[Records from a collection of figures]

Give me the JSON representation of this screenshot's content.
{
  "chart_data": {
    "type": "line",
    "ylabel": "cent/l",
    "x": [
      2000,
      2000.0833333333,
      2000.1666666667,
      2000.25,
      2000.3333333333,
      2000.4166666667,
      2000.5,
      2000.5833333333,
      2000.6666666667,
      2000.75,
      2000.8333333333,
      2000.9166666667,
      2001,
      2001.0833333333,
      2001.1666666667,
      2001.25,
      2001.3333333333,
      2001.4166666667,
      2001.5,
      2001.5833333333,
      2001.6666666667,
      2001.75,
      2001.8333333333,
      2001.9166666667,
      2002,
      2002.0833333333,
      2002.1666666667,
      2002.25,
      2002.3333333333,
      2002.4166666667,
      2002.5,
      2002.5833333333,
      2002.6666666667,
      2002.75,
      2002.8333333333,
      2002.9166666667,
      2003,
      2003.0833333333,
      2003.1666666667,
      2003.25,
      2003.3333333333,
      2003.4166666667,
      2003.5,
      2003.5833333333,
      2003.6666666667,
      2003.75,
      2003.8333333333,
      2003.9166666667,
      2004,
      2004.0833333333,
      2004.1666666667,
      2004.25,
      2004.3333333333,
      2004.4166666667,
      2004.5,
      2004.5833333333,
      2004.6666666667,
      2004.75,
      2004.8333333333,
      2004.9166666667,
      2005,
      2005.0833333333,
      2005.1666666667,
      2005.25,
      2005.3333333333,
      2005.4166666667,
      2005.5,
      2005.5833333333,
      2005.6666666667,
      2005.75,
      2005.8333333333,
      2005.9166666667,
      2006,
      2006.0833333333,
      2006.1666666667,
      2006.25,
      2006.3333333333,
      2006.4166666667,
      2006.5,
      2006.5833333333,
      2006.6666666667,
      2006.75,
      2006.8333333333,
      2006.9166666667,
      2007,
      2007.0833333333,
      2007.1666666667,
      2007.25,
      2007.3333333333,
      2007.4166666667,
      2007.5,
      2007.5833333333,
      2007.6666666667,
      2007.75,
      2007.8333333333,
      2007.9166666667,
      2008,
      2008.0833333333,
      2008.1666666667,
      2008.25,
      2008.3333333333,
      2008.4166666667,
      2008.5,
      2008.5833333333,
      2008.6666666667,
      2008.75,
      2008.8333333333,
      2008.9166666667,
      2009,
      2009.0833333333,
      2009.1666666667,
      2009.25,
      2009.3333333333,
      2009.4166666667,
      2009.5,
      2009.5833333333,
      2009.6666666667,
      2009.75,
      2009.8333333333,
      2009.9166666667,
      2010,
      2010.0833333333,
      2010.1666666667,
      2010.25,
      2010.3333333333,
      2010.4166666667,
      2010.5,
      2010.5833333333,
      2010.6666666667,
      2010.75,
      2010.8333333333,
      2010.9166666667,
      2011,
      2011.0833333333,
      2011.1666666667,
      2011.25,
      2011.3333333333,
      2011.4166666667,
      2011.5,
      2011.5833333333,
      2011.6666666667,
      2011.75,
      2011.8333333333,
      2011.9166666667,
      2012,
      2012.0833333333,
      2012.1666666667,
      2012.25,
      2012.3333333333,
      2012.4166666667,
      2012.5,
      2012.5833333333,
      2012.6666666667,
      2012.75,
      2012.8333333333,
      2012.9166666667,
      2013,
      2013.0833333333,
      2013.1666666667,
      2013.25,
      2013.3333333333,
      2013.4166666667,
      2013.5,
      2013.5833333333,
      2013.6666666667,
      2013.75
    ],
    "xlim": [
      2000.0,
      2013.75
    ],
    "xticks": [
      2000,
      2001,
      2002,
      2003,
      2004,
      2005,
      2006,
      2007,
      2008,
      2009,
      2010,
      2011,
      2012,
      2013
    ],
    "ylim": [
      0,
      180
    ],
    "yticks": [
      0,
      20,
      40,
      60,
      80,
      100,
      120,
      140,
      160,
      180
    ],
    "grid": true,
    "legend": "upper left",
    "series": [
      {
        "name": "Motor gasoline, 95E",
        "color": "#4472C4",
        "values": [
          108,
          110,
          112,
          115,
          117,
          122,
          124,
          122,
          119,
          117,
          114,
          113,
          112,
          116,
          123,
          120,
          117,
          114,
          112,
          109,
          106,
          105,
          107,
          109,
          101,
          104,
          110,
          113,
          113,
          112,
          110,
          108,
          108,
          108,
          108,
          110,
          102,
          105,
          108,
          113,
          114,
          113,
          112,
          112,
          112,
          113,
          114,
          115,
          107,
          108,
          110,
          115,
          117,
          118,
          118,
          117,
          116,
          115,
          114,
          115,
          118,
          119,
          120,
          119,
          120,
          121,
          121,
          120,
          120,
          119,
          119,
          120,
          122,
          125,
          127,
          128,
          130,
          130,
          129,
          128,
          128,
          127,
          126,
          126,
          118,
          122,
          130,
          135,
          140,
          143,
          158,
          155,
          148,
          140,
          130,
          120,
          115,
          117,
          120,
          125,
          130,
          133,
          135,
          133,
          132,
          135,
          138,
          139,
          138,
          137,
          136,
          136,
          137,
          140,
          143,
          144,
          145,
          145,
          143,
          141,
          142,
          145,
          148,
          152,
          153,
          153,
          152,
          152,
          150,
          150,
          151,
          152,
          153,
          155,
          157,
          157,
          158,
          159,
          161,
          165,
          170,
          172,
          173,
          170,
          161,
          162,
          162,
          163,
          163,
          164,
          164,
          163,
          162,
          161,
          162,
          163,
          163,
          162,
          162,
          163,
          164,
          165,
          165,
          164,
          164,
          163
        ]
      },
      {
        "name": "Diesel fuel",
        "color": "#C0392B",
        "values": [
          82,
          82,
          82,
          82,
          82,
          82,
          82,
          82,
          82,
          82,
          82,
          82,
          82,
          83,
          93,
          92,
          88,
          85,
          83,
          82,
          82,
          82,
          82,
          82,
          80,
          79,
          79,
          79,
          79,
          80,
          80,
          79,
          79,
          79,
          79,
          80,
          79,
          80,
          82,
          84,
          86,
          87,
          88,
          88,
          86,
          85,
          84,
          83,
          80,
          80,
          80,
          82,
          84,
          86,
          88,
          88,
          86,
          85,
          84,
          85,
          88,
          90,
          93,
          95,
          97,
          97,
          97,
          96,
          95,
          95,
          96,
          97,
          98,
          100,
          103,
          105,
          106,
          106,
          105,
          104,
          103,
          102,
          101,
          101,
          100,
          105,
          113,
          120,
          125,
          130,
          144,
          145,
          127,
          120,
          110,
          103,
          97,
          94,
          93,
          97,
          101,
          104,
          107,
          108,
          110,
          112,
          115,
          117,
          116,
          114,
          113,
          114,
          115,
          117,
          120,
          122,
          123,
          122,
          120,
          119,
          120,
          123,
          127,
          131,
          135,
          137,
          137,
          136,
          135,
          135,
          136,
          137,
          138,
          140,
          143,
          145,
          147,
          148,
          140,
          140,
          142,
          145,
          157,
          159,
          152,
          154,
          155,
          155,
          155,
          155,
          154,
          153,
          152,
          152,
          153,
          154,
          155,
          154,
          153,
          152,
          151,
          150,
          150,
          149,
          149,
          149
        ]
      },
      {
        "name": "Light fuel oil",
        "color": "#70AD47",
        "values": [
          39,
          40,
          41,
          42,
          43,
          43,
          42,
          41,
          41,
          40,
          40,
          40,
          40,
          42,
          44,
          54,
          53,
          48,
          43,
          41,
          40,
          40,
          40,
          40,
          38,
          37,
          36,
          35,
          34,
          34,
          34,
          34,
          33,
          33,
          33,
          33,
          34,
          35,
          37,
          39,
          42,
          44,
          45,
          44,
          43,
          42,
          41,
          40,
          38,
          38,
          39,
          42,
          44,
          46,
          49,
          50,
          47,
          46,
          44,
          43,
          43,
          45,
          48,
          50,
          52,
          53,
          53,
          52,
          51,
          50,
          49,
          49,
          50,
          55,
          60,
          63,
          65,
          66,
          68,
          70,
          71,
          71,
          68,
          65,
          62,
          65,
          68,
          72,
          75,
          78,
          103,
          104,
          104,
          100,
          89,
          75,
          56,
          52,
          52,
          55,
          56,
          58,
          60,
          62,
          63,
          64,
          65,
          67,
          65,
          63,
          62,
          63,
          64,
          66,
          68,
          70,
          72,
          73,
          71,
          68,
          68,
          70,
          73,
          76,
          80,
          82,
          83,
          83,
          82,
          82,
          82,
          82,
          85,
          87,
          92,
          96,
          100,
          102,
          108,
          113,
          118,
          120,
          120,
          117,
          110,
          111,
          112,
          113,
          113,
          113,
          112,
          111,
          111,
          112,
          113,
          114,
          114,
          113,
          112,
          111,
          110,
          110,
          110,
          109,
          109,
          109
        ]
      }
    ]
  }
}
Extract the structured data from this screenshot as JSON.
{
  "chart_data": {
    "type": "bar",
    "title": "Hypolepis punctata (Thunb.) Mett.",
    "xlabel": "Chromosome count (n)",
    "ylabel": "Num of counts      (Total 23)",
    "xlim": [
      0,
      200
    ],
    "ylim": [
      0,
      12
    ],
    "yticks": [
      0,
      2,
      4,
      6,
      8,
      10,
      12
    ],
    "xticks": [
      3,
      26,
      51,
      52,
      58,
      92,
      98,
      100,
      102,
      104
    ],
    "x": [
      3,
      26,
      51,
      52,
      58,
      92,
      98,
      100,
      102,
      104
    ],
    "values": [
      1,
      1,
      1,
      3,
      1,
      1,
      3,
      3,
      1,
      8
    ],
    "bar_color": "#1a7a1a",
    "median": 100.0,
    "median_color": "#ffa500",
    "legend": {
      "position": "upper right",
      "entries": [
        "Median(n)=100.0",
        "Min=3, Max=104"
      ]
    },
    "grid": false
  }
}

*TASK DIRECTIONS*
Pick out the lines containing the word "fuel" and show them.

*OUTPUT*
        "name": "Diesel fuel",
        "name": "Light fuel oil",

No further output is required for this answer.